# START OF RECORDS FOR THE TASK

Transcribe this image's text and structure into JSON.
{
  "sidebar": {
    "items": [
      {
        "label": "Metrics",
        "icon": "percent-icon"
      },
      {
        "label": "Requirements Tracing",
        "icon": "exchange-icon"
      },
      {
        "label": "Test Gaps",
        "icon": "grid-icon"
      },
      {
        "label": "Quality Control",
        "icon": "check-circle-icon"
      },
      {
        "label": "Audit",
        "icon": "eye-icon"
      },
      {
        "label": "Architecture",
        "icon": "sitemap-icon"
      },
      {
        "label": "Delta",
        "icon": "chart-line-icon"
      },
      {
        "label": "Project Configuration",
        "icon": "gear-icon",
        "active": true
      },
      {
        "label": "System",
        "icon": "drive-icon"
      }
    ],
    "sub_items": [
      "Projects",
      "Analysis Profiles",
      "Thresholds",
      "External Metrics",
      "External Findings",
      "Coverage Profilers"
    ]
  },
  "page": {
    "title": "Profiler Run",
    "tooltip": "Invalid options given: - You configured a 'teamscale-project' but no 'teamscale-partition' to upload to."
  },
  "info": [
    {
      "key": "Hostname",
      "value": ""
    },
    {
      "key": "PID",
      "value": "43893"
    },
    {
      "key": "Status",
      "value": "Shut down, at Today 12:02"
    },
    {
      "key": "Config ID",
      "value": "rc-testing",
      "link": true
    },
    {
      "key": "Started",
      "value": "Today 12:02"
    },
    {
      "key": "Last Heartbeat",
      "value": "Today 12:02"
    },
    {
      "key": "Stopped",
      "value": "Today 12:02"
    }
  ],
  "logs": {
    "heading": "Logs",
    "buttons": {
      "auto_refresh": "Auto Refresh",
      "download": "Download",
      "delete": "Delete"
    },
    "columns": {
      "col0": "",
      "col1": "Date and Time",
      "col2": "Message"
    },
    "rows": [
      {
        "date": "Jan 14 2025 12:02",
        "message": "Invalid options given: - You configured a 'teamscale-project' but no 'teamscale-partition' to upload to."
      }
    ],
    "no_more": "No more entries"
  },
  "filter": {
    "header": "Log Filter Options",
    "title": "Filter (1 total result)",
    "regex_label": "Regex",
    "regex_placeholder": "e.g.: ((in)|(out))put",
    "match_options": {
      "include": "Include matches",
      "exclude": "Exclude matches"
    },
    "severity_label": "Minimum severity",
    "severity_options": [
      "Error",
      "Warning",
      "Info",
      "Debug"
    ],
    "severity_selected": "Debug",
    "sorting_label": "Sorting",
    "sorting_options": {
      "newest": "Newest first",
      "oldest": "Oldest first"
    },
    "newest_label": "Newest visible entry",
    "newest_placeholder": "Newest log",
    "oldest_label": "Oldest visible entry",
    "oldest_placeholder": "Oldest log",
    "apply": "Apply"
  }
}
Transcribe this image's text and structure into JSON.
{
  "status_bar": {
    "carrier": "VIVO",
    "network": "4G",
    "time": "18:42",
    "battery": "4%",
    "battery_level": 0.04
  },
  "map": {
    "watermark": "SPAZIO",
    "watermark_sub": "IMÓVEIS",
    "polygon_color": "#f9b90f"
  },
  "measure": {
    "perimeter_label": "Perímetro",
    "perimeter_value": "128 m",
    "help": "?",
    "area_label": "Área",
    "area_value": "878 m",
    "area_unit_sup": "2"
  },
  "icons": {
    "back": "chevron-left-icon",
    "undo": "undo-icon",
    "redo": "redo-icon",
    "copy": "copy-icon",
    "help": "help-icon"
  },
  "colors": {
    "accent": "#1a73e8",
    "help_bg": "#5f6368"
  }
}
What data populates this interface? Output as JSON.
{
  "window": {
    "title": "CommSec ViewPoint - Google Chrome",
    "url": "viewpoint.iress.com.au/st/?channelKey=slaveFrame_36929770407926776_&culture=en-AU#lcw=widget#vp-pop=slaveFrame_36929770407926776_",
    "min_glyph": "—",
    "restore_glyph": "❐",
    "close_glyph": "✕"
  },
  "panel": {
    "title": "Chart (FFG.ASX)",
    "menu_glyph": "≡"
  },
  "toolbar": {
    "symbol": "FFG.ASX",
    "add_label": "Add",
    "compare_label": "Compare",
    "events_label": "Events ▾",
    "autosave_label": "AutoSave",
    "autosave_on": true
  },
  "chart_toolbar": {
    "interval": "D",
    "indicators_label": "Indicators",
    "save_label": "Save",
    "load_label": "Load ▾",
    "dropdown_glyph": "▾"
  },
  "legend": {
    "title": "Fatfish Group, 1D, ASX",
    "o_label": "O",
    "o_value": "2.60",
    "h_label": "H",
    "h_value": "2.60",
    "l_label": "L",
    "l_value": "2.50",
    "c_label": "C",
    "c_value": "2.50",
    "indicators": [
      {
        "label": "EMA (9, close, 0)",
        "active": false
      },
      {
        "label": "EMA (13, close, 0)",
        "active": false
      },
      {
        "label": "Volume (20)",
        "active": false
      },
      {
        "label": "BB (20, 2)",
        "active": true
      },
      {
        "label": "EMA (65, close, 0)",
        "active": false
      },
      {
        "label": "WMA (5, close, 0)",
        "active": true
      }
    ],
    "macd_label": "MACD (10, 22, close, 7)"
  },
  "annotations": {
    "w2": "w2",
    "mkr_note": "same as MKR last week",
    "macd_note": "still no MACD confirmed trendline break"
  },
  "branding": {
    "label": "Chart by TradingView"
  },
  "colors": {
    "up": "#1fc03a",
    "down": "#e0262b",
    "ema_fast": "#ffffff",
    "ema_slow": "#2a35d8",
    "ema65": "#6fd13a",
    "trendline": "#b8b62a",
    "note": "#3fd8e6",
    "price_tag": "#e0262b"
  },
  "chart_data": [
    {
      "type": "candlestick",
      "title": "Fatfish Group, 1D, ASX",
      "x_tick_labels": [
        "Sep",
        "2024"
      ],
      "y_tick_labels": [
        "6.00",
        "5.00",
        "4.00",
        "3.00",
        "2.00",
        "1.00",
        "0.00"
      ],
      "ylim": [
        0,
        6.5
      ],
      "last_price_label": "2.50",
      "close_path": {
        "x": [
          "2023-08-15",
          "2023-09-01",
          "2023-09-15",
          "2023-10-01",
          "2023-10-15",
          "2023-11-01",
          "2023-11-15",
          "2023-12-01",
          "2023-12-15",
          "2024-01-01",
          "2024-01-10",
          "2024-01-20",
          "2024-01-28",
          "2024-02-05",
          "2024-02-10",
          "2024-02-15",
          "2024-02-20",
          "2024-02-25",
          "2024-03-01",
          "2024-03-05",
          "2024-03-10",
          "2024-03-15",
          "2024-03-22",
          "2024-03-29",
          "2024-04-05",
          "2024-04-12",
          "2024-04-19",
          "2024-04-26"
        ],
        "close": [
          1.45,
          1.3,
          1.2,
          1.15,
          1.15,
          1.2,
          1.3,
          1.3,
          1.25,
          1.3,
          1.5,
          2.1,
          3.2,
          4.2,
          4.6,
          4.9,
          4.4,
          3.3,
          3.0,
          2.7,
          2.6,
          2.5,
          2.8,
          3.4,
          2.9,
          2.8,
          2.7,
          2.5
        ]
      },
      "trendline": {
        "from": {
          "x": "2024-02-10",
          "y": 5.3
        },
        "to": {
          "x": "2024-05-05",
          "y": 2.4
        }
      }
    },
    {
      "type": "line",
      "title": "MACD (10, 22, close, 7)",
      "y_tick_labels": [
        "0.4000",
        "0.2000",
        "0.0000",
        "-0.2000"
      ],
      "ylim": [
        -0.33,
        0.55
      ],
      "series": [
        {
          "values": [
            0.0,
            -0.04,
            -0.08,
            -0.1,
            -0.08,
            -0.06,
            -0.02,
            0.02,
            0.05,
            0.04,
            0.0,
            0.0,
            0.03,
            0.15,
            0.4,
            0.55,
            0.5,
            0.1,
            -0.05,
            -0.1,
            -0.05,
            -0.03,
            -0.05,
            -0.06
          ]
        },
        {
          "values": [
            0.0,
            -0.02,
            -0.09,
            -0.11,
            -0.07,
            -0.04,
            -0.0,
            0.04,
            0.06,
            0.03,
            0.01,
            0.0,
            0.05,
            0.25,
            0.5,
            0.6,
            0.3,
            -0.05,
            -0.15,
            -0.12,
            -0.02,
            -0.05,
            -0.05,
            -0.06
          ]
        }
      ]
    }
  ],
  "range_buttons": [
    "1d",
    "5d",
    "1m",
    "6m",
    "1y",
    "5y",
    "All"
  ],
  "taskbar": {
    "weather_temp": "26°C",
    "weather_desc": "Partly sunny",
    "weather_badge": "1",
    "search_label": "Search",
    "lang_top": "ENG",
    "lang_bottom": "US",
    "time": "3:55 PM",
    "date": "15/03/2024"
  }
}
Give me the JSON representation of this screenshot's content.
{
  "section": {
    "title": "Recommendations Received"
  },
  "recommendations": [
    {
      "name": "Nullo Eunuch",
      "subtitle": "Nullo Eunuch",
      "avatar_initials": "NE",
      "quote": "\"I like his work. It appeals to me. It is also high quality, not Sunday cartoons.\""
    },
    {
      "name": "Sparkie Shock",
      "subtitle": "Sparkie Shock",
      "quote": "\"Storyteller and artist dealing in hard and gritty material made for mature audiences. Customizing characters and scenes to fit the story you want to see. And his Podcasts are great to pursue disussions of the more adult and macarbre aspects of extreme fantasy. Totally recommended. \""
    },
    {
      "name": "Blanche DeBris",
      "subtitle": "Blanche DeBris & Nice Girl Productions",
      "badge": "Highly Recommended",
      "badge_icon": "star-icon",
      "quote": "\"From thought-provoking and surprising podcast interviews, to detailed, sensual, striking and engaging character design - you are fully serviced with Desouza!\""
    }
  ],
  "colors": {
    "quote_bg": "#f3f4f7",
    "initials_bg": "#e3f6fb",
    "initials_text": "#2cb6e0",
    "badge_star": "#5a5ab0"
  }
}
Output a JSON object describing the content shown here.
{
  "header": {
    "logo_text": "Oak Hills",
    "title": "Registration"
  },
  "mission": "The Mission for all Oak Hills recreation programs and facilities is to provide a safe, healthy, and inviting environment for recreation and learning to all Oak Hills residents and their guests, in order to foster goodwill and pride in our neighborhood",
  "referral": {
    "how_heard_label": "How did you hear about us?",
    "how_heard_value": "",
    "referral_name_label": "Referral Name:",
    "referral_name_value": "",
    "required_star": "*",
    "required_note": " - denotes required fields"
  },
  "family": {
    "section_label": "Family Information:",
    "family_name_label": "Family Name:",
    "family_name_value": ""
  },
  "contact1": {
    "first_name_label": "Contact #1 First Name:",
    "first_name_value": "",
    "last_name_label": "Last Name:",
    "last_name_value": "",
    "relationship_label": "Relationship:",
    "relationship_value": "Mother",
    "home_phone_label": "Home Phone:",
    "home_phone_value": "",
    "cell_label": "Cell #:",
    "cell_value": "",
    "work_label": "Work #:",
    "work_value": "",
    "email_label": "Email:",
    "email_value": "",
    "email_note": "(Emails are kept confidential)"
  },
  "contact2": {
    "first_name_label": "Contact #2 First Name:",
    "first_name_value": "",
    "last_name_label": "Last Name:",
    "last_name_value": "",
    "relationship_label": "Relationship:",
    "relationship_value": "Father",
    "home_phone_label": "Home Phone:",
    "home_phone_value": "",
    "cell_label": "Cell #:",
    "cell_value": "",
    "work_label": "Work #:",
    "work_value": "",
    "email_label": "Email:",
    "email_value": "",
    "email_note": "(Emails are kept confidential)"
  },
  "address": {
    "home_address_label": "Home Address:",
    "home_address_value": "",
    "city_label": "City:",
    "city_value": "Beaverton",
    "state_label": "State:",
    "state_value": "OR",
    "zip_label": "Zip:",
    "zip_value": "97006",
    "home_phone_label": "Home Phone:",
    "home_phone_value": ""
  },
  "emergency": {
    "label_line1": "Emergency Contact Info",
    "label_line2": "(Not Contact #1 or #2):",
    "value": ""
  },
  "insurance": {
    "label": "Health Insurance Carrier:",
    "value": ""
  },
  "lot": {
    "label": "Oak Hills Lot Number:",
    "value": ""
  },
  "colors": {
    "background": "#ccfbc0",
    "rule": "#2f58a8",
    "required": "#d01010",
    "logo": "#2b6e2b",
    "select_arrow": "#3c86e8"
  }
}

# END OF RECORDS FOR THE TASK

_EXERCISE DESCRIPTION_
Only the count is wanted: report how many lines of the material above hold the word "this".

_TASK RESPONSE_
4